Stated goal -
Rewrite the material below with every "wind-arrow" switched to "wind-vector". Leave everything else unchanged.

Extracted records -

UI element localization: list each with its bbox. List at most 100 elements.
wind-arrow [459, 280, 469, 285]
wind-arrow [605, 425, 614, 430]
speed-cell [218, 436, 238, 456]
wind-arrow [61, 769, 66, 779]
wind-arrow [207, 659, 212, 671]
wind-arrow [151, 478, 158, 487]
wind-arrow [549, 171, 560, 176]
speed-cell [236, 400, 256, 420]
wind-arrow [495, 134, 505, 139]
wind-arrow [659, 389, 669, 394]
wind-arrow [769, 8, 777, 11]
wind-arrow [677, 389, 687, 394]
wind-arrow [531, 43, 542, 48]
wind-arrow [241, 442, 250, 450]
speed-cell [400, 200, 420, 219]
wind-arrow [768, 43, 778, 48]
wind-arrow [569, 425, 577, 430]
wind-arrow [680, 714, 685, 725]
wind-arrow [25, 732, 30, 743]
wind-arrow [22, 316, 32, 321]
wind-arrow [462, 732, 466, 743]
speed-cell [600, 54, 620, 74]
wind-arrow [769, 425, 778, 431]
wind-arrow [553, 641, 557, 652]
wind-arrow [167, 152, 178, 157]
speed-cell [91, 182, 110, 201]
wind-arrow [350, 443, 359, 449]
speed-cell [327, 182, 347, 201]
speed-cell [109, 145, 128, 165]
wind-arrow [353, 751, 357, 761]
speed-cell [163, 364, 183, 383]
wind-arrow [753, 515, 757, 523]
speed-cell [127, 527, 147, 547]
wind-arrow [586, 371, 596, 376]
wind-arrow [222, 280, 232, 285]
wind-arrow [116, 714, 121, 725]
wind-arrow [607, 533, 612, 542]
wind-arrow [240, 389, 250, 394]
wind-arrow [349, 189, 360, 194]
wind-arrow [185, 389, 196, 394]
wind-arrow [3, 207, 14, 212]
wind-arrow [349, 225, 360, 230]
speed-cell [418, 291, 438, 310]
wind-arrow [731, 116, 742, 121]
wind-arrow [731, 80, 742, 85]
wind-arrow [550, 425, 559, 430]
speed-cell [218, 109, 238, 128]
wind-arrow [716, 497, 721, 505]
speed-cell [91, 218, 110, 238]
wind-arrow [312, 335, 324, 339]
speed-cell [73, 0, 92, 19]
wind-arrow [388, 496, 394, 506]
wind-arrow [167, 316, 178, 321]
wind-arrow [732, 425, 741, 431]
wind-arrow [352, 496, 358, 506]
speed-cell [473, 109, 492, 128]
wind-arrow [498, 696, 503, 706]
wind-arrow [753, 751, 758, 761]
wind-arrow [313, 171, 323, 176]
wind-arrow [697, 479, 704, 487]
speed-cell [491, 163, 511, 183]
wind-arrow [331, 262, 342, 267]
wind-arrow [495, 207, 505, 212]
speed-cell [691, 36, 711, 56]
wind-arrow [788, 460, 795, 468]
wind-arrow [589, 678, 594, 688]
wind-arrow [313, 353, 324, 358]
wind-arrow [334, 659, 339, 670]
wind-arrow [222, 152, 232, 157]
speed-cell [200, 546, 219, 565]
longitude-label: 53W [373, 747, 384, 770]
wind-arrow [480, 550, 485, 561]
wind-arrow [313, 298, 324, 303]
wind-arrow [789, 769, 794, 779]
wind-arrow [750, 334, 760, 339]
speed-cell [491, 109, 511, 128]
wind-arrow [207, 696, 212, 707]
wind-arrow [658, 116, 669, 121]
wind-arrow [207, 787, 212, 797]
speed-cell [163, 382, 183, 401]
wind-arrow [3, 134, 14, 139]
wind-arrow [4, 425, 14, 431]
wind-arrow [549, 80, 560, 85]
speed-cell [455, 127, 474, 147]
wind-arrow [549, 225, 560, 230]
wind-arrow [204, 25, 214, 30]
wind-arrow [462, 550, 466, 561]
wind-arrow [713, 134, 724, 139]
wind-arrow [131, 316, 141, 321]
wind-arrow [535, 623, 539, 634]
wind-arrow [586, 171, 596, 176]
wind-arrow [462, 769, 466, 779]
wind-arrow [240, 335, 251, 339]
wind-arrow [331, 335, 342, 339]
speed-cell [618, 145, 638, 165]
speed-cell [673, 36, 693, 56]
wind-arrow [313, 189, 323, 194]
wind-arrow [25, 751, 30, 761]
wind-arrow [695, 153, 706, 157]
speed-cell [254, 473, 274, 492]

Final answer -
UI element localization: list each with its bbox. List at most 100 elements.
wind-vector [459, 280, 469, 285]
wind-vector [605, 425, 614, 430]
speed-cell [218, 436, 238, 456]
wind-vector [61, 769, 66, 779]
wind-vector [207, 659, 212, 671]
wind-vector [151, 478, 158, 487]
wind-vector [549, 171, 560, 176]
speed-cell [236, 400, 256, 420]
wind-vector [495, 134, 505, 139]
wind-vector [659, 389, 669, 394]
wind-vector [769, 8, 777, 11]
wind-vector [677, 389, 687, 394]
wind-vector [531, 43, 542, 48]
wind-vector [241, 442, 250, 450]
speed-cell [400, 200, 420, 219]
wind-vector [768, 43, 778, 48]
wind-vector [569, 425, 577, 430]
wind-vector [680, 714, 685, 725]
wind-vector [25, 732, 30, 743]
wind-vector [22, 316, 32, 321]
wind-vector [462, 732, 466, 743]
speed-cell [600, 54, 620, 74]
wind-vector [769, 425, 778, 431]
wind-vector [553, 641, 557, 652]
wind-vector [167, 152, 178, 157]
speed-cell [91, 182, 110, 201]
wind-vector [350, 443, 359, 449]
speed-cell [327, 182, 347, 201]
speed-cell [109, 145, 128, 165]
wind-vector [353, 751, 357, 761]
speed-cell [163, 364, 183, 383]
wind-vector [753, 515, 757, 523]
speed-cell [127, 527, 147, 547]
wind-vector [586, 371, 596, 376]
wind-vector [222, 280, 232, 285]
wind-vector [116, 714, 121, 725]
wind-vector [607, 533, 612, 542]
wind-vector [240, 389, 250, 394]
wind-vector [349, 189, 360, 194]
wind-vector [185, 389, 196, 394]
wind-vector [3, 207, 14, 212]
wind-vector [349, 225, 360, 230]
speed-cell [418, 291, 438, 310]
wind-vector [731, 116, 742, 121]
wind-vector [731, 80, 742, 85]
wind-vector [550, 425, 559, 430]
speed-cell [218, 109, 238, 128]
wind-vector [716, 497, 721, 505]
speed-cell [91, 218, 110, 238]
wind-vector [312, 335, 324, 339]
speed-cell [73, 0, 92, 19]
wind-vector [388, 496, 394, 506]
wind-vector [167, 316, 178, 321]
wind-vector [732, 425, 741, 431]
wind-vector [352, 496, 358, 506]
speed-cell [473, 109, 492, 128]
wind-vector [498, 696, 503, 706]
wind-vector [753, 751, 758, 761]
wind-vector [313, 171, 323, 176]
wind-vector [697, 479, 704, 487]
speed-cell [491, 163, 511, 183]
wind-vector [331, 262, 342, 267]
wind-vector [495, 207, 505, 212]
speed-cell [691, 36, 711, 56]
wind-vector [788, 460, 795, 468]
wind-vector [589, 678, 594, 688]
wind-vector [313, 353, 324, 358]
wind-vector [334, 659, 339, 670]
wind-vector [222, 152, 232, 157]
speed-cell [200, 546, 219, 565]
longitude-label: 53W [373, 747, 384, 770]
wind-vector [480, 550, 485, 561]
wind-vector [313, 298, 324, 303]
wind-vector [789, 769, 794, 779]
wind-vector [750, 334, 760, 339]
speed-cell [491, 109, 511, 128]
wind-vector [207, 696, 212, 707]
wind-vector [658, 116, 669, 121]
wind-vector [207, 787, 212, 797]
speed-cell [163, 382, 183, 401]
wind-vector [3, 134, 14, 139]
wind-vector [4, 425, 14, 431]
wind-vector [549, 80, 560, 85]
speed-cell [455, 127, 474, 147]
wind-vector [549, 225, 560, 230]
wind-vector [204, 25, 214, 30]
wind-vector [462, 550, 466, 561]
wind-vector [713, 134, 724, 139]
wind-vector [131, 316, 141, 321]
wind-vector [535, 623, 539, 634]
wind-vector [586, 171, 596, 176]
wind-vector [462, 769, 466, 779]
wind-vector [240, 335, 251, 339]
wind-vector [331, 335, 342, 339]
speed-cell [618, 145, 638, 165]
speed-cell [673, 36, 693, 56]
wind-vector [313, 189, 323, 194]
wind-vector [25, 751, 30, 761]
wind-vector [695, 153, 706, 157]
speed-cell [254, 473, 274, 492]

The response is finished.